• Directive:
Look for "District" in each line of the entries, and return the matching lines.

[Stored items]
★ ★ ★ ★ ★ ★ ★

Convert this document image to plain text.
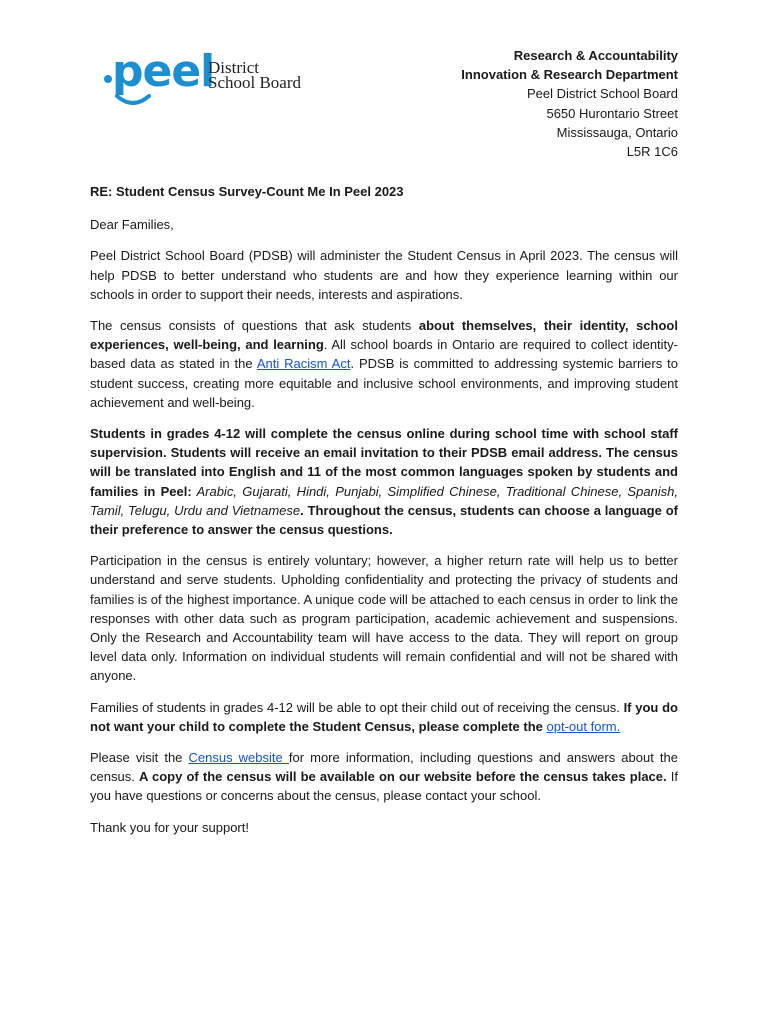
peel
District
School Board
Research & Accountability
Innovation & Research Department
Peel District School Board
5650 Hurontario Street
Mississauga, Ontario
L5R 1C6

RE: Student Census Survey-Count Me In Peel 2023

Dear Families,

Peel District School Board (PDSB) will administer the Student Census in April 2023. The census will help PDSB to better understand who students are and how they experience learning within our schools in order to support their needs, interests and aspirations.

The census consists of questions that ask students about themselves, their identity, school experiences, well-being, and learning. All school boards in Ontario are required to collect identity-based data as stated in the Anti Racism Act. PDSB is committed to addressing systemic barriers to student success, creating more equitable and inclusive school environments, and improving student achievement and well-being.

Students in grades 4-12 will complete the census online during school time with school staff supervision. Students will receive an email invitation to their PDSB email address. The census will be translated into English and 11 of the most common languages spoken by students and families in Peel: Arabic, Gujarati, Hindi, Punjabi, Simplified Chinese, Traditional Chinese, Spanish, Tamil, Telugu, Urdu and Vietnamese. Throughout the census, students can choose a language of their preference to answer the census questions.

Participation in the census is entirely voluntary; however, a higher return rate will help us to better understand and serve students. Upholding confidentiality and protecting the privacy of students and families is of the highest importance. A unique code will be attached to each census in order to link the responses with other data such as program participation, academic achievement and suspensions. Only the Research and Accountability team will have access to the data. They will report on group level data only. Information on individual students will remain confidential and will not be shared with anyone.

Families of students in grades 4-12 will be able to opt their child out of receiving the census. If you do not want your child to complete the Student Census, please complete the opt-out form.

Please visit the Census website for more information, including questions and answers about the census. A copy of the census will be available on our website before the census takes place. If you have questions or concerns about the census, please contact your school.

Thank you for your support!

★ ★ ★ ★ ★ ★ ★

• The answer:
District
Peel District School Board
Peel District School Board (PDSB) will administer the Student Census in April 2023. The census will help PDSB to better understand who students are and how they experience learning within our schools in order to support their needs, interests and aspirations.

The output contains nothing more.